**Problem:** Please copy all the lines that follow, word for word.

**Records supplied:**

>> BEGIN

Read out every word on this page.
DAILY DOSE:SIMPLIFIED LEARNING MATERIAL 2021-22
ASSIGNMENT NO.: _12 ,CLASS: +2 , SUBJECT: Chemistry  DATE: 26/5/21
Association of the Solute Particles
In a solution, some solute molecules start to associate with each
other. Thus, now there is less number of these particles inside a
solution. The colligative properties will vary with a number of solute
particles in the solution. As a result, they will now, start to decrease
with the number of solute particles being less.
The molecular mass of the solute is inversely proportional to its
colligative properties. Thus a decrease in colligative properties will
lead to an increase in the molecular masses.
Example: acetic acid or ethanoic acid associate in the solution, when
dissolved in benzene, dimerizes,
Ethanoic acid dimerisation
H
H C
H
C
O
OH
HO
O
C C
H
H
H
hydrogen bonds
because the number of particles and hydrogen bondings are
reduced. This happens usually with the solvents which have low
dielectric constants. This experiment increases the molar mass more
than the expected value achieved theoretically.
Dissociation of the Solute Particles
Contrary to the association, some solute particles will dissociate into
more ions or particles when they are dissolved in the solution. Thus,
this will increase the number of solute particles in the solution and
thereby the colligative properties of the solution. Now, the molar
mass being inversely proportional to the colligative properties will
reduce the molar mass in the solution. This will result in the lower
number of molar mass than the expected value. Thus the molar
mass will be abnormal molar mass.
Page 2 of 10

>> END

**Solution to this exercise:**
Read out every word on this page.
DAILY DOSE:SIMPLIFIED LEARNING MATERIAL 2021-22
ASSIGNMENT NO.: _12 ,CLASS: +2 , SUBJECT: Chemistry  DATE: 26/5/21
Association of the Solute Particles
In a solution, some solute molecules start to associate with each
other. Thus, now there is less number of these particles inside a
solution. The colligative properties will vary with a number of solute
particles in the solution. As a result, they will now, start to decrease
with the number of solute particles being less.
The molecular mass of the solute is inversely proportional to its
colligative properties. Thus a decrease in colligative properties will
lead to an increase in the molecular masses.
Example: acetic acid or ethanoic acid associate in the solution, when
dissolved in benzene, dimerizes,
Ethanoic acid dimerisation
H
H C
H
C
O
OH
HO
O
C C
H
H
H
hydrogen bonds
because the number of particles and hydrogen bondings are
reduced. This happens usually with the solvents which have low
dielectric constants. This experiment increases the molar mass more
than the expected value achieved theoretically.
Dissociation of the Solute Particles
Contrary to the association, some solute particles will dissociate into
more ions or particles when they are dissolved in the solution. Thus,
this will increase the number of solute particles in the solution and
thereby the colligative properties of the solution. Now, the molar
mass being inversely proportional to the colligative properties will
reduce the molar mass in the solution. This will result in the lower
number of molar mass than the expected value. Thus the molar
mass will be abnormal molar mass.
Page 2 of 10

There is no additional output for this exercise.